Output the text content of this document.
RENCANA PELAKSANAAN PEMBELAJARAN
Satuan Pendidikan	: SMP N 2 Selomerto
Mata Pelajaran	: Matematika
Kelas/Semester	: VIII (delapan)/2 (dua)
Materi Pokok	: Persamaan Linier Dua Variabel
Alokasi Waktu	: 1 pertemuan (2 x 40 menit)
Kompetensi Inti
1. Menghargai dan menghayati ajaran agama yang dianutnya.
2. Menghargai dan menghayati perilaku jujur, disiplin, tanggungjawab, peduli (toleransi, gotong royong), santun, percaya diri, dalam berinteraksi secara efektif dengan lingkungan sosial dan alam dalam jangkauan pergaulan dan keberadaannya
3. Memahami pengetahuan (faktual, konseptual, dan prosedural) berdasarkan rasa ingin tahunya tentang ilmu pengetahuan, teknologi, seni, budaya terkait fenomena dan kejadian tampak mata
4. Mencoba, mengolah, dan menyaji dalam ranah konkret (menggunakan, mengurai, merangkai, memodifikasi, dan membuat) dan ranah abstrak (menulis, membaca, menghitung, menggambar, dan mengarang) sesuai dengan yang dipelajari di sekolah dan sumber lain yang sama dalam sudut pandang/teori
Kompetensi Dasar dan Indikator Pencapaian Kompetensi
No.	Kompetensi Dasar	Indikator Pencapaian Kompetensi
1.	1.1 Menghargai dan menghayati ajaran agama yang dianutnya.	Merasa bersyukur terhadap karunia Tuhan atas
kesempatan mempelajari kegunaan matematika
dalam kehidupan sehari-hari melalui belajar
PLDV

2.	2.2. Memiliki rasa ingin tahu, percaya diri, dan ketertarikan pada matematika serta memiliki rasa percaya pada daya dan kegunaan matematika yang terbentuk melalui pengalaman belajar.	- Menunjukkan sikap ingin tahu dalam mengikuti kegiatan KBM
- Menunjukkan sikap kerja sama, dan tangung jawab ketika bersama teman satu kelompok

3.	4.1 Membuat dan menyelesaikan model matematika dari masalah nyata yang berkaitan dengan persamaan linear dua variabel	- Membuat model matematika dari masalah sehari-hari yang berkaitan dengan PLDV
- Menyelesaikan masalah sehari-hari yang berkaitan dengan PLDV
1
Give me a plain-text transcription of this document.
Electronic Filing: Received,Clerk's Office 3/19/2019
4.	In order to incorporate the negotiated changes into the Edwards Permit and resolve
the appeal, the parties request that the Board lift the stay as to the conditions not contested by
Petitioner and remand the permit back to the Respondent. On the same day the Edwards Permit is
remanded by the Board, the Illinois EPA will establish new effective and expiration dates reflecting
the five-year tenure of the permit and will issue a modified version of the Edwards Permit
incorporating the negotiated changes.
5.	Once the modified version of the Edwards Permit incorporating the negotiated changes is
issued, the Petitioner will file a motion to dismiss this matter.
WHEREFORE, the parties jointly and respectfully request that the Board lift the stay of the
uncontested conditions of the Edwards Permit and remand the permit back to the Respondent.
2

Set task: Show all lines from the records above where the word "modified" occurs.

Answer to the problem:
the five-year tenure of the permit and will issue a modified version of the Edwards Permit
5.	Once the modified version of the Edwards Permit incorporating the negotiated changes is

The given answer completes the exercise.